Written exercise>
Send each entry back exactly as given, pictures excluded.

Dataset content>
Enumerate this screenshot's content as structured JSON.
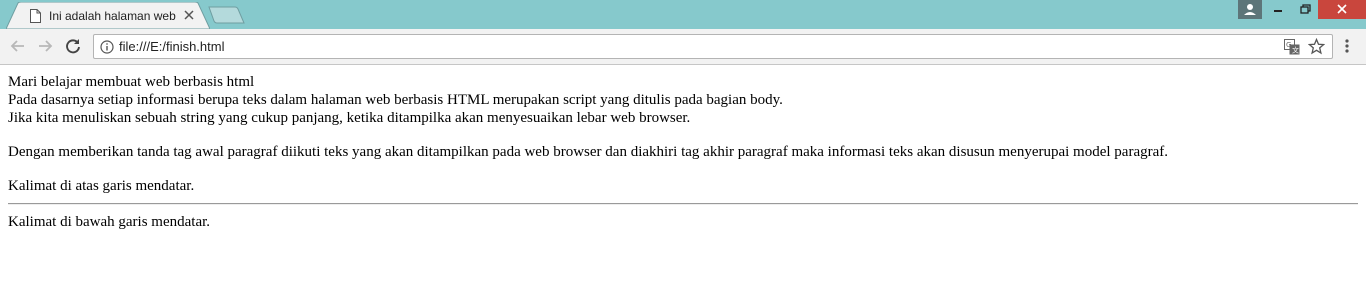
{
  "browser": {
    "tab_title": "Ini adalah halaman web",
    "url": "file:///E:/finish.html",
    "colors": {
      "tabstrip": "#86c9cc",
      "close_button": "#c9463d",
      "profile_button": "#5d7579"
    },
    "icons": [
      "page-icon",
      "tab-close-icon",
      "new-tab-icon",
      "profile-icon",
      "minimize-icon",
      "restore-icon",
      "close-icon",
      "back-icon",
      "forward-icon",
      "reload-icon",
      "info-icon",
      "translate-icon",
      "star-icon",
      "menu-icon"
    ]
  },
  "page": {
    "line1": "Mari belajar membuat web berbasis html",
    "line2": "Pada dasarnya setiap informasi berupa teks dalam halaman web berbasis HTML merupakan script yang ditulis pada bagian body.",
    "line3": "Jika kita menuliskan sebuah string yang cukup panjang, ketika ditampilka akan menyesuaikan lebar web browser.",
    "paragraph": "Dengan memberikan tanda tag awal paragraf diikuti teks yang akan ditampilkan pada web browser dan diakhiri tag akhir paragraf maka informasi teks akan disusun menyerupai model paragraf.",
    "above_hr": "Kalimat di atas garis mendatar.",
    "below_hr": "Kalimat di bawah garis mendatar."
  }
}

Correct result>
Enumerate this screenshot's content as structured JSON.
{
  "browser": {
    "tab_title": "Ini adalah halaman web",
    "url": "file:///E:/finish.html",
    "colors": {
      "tabstrip": "#86c9cc",
      "close_button": "#c9463d",
      "profile_button": "#5d7579"
    },
    "icons": [
      "page-icon",
      "tab-close-icon",
      "new-tab-icon",
      "profile-icon",
      "minimize-icon",
      "restore-icon",
      "close-icon",
      "back-icon",
      "forward-icon",
      "reload-icon",
      "info-icon",
      "translate-icon",
      "star-icon",
      "menu-icon"
    ]
  },
  "page": {
    "line1": "Mari belajar membuat web berbasis html",
    "line2": "Pada dasarnya setiap informasi berupa teks dalam halaman web berbasis HTML merupakan script yang ditulis pada bagian body.",
    "line3": "Jika kita menuliskan sebuah string yang cukup panjang, ketika ditampilka akan menyesuaikan lebar web browser.",
    "paragraph": "Dengan memberikan tanda tag awal paragraf diikuti teks yang akan ditampilkan pada web browser dan diakhiri tag akhir paragraf maka informasi teks akan disusun menyerupai model paragraf.",
    "above_hr": "Kalimat di atas garis mendatar.",
    "below_hr": "Kalimat di bawah garis mendatar."
  }
}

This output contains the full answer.